### What to produce
Go through the material below, count the lines with the word "JSON", and reply with the count alone.

### Provided entries
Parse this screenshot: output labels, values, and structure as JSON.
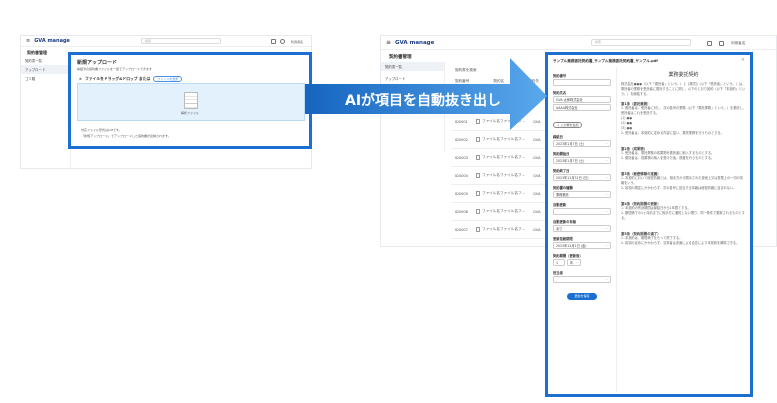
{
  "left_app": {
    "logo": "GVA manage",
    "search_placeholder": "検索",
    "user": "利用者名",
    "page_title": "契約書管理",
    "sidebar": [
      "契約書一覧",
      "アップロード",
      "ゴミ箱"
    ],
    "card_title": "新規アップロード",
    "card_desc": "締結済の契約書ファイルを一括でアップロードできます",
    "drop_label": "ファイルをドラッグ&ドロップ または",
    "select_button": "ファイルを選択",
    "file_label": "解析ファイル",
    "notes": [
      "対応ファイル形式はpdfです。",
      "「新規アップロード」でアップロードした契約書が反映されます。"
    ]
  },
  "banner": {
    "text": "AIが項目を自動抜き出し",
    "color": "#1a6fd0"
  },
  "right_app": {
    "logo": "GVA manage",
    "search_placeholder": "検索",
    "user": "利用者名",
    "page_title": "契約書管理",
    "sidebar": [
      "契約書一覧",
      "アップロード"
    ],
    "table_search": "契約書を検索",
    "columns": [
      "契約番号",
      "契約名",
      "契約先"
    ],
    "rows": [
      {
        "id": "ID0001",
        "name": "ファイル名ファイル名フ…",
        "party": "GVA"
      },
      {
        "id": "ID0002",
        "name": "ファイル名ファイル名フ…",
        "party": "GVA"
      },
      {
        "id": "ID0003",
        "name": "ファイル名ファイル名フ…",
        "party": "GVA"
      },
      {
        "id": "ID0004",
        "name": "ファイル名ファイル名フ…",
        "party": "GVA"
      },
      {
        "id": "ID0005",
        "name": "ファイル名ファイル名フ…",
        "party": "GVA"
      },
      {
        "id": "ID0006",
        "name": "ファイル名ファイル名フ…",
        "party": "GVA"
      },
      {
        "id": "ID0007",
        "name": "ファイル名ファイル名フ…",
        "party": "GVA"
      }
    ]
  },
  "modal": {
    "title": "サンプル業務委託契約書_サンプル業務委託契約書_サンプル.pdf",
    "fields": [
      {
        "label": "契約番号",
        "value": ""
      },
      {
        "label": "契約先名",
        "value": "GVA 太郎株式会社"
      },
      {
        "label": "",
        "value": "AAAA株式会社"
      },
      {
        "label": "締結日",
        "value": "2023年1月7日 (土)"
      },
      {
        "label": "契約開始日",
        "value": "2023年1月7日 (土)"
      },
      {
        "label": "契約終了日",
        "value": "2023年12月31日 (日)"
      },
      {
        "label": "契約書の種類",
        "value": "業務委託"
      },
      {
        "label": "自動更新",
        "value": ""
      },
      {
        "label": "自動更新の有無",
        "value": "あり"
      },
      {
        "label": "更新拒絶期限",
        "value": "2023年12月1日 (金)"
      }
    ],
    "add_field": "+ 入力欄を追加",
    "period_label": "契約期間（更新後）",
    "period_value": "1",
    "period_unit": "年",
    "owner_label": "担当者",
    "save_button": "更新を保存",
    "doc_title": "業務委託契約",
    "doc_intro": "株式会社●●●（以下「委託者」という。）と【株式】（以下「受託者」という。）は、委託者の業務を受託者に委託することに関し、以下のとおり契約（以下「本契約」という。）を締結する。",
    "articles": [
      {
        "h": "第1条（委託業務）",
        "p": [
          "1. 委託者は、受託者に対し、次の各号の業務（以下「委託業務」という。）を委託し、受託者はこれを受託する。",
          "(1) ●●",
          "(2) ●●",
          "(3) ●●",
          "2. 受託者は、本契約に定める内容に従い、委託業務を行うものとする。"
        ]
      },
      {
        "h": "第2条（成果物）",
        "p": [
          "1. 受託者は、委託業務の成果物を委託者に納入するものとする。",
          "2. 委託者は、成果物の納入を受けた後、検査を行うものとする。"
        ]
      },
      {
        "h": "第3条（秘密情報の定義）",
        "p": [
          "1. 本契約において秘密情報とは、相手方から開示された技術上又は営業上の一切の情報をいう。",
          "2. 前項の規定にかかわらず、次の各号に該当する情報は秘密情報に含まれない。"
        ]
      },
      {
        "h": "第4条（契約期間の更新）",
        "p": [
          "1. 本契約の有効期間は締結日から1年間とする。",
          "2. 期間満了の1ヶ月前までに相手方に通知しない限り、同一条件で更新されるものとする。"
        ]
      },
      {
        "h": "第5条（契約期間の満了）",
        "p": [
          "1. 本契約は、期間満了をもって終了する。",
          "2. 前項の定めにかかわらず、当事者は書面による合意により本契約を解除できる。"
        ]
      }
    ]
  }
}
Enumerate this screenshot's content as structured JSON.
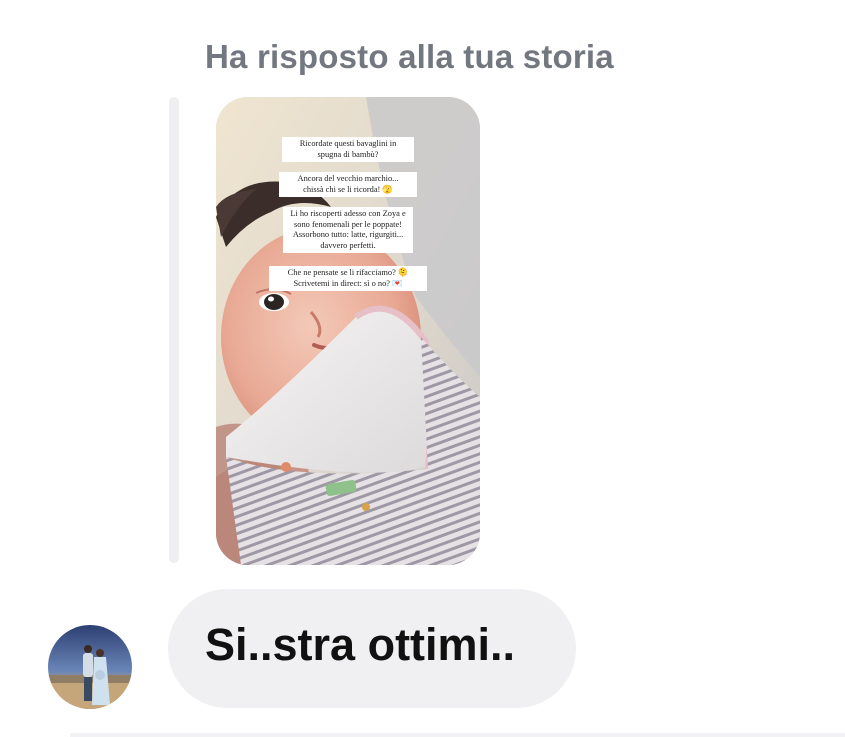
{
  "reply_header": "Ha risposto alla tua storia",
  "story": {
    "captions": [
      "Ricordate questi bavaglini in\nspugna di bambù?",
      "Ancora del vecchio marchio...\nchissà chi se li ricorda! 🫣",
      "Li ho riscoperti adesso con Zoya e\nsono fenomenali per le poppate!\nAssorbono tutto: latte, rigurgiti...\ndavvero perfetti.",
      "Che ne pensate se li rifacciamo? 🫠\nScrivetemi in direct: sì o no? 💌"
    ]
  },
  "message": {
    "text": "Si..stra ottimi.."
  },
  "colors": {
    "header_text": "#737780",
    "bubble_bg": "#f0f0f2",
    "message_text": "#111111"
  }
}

---

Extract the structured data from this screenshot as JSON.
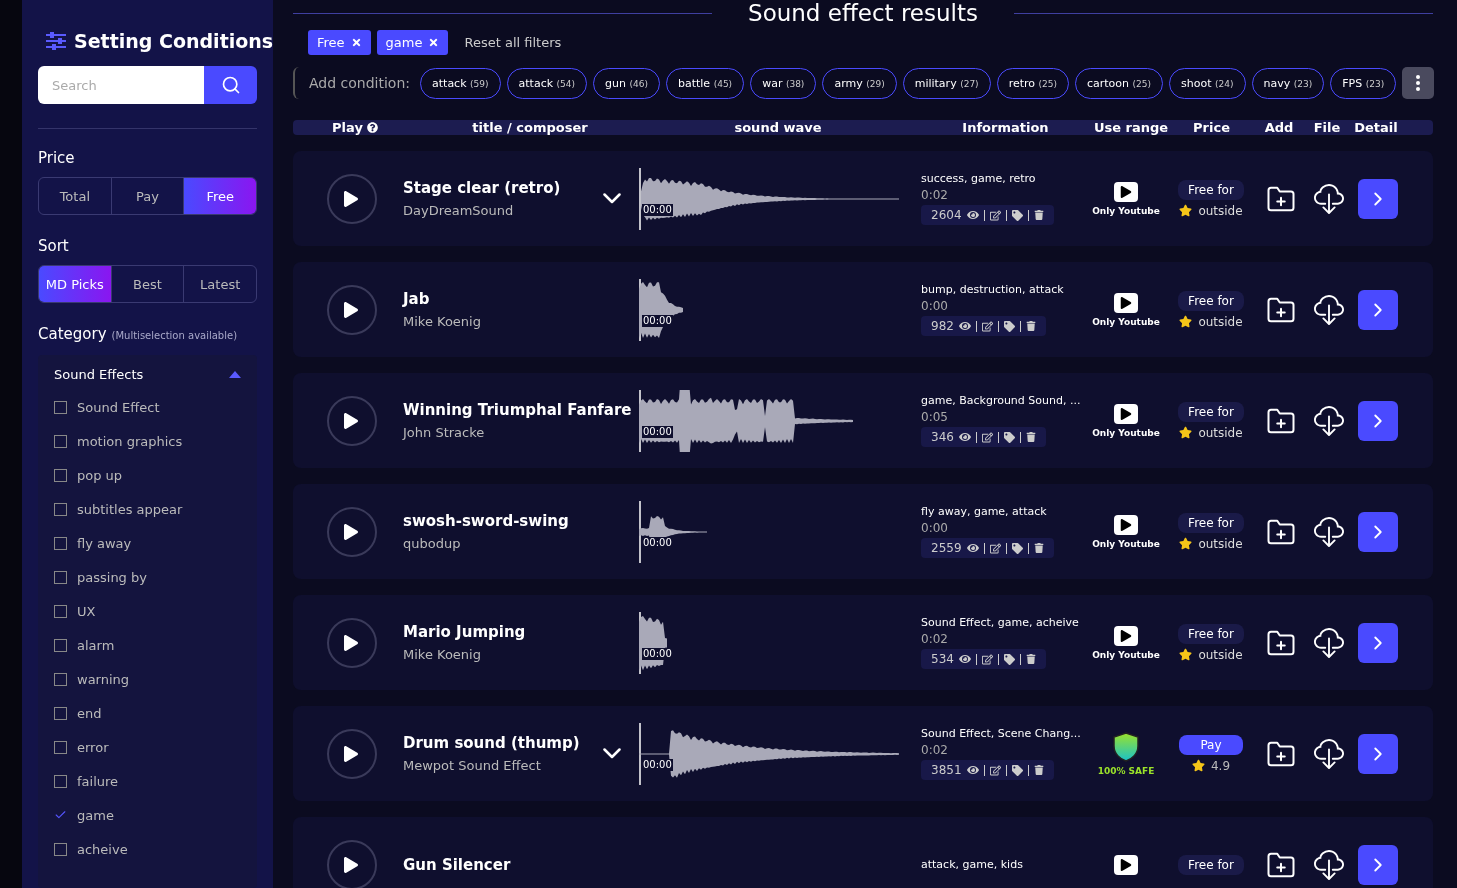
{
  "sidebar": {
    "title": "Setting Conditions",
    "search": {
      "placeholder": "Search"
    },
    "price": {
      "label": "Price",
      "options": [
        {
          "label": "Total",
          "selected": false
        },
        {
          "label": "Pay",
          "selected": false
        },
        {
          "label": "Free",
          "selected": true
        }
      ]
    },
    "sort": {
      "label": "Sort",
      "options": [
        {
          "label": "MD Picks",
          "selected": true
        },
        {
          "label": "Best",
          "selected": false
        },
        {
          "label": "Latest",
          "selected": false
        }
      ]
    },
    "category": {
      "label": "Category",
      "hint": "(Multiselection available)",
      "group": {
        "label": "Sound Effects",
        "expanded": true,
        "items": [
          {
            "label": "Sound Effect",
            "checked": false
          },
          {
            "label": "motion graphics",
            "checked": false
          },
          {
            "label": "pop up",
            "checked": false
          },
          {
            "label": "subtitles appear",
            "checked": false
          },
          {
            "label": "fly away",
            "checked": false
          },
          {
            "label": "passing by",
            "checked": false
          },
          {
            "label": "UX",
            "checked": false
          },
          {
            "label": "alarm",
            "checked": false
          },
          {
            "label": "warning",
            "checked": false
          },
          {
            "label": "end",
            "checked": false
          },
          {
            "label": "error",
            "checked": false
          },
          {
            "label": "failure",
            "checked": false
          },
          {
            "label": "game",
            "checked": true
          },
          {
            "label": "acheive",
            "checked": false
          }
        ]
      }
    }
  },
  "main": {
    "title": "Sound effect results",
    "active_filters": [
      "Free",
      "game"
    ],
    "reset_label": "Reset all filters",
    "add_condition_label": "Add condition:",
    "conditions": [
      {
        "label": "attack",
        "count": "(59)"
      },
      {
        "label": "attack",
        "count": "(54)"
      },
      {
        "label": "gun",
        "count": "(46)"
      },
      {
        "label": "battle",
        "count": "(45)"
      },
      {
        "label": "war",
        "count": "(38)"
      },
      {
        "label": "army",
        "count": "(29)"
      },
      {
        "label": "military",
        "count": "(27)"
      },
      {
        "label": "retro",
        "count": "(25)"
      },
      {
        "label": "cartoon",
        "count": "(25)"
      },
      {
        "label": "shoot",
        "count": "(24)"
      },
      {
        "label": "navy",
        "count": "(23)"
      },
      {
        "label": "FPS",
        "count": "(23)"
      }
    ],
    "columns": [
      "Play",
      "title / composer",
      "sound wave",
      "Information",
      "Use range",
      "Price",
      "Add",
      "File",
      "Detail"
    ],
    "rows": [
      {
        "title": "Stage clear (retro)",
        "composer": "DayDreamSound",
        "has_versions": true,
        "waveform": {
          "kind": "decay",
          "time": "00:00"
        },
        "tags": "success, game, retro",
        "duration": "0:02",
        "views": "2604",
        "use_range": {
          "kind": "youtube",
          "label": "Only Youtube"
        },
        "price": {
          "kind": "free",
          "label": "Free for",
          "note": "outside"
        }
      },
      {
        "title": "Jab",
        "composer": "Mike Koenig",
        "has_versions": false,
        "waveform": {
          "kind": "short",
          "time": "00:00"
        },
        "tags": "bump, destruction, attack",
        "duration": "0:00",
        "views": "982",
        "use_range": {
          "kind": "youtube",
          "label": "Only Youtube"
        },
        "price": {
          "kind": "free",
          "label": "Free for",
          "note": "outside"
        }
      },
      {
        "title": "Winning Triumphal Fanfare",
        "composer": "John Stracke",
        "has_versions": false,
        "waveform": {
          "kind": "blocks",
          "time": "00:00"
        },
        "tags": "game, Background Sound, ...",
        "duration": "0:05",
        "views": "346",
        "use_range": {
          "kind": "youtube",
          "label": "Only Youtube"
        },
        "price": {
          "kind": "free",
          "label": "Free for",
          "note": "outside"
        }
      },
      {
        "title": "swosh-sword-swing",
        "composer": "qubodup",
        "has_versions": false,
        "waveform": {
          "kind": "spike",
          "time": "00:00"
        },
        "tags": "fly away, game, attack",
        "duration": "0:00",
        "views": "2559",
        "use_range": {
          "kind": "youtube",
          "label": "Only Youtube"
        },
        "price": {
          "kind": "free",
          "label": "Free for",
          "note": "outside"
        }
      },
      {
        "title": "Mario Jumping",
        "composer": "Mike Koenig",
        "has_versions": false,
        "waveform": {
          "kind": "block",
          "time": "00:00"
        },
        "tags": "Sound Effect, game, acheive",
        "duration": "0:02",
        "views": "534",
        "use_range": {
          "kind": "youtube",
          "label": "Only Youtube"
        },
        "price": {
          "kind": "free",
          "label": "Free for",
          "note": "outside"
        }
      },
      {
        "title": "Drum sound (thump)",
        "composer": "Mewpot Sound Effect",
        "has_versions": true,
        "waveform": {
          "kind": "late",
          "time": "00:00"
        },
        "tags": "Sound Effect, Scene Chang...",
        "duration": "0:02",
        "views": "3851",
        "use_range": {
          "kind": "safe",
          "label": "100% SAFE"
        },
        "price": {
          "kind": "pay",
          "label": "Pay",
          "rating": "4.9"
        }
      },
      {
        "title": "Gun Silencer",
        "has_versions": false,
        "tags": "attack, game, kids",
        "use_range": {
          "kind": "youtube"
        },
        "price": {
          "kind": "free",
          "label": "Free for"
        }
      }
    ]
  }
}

### The output
3